>> begin RECORDS TO USE
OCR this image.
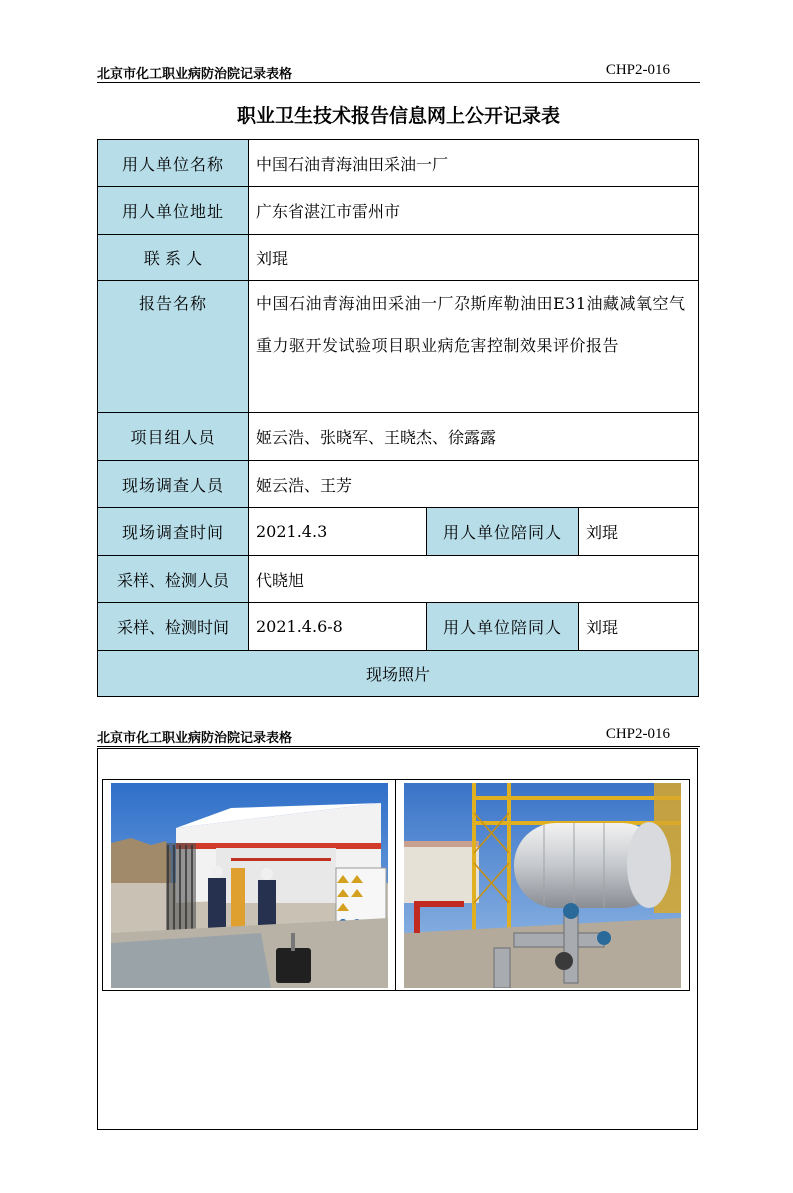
北京市化工职业病防治院记录表格	CHP2-016
职业卫生技术报告信息网上公开记录表
用人单位名称	中国石油青海油田采油一厂		
用人单位地址	广东省湛江市雷州市		
联 系 人	刘琨		
报告名称	中国石油青海油田采油一厂尕斯库勒油田E31油藏减氧空气重力驱开发试验项目职业病危害控制效果评价报告		
项目组人员	姬云浩、张晓军、王晓杰、徐露露		
现场调查人员	姬云浩、王芳		
现场调查时间	2021.4.3	用人单位陪同人	刘琨
采样、检测人员	代晓旭		
采样、检测时间	2021.4.6-8	用人单位陪同人	刘琨
现场照片			
北京市化工职业病防治院记录表格	CHP2-016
>> end RECORDS TO USE
• TASK PROMPT: Return each line of the data, keeping its wording exact and omitting pictures.

• FINAL ANSWER:
OCR this image.
北京市化工职业病防治院记录表格	CHP2-016
职业卫生技术报告信息网上公开记录表
用人单位名称	中国石油青海油田采油一厂		
用人单位地址	广东省湛江市雷州市		
联 系 人	刘琨		
报告名称	中国石油青海油田采油一厂尕斯库勒油田E31油藏减氧空气重力驱开发试验项目职业病危害控制效果评价报告		
项目组人员	姬云浩、张晓军、王晓杰、徐露露		
现场调查人员	姬云浩、王芳		
现场调查时间	2021.4.3	用人单位陪同人	刘琨
采样、检测人员	代晓旭		
采样、检测时间	2021.4.6-8	用人单位陪同人	刘琨
现场照片			
北京市化工职业病防治院记录表格	CHP2-016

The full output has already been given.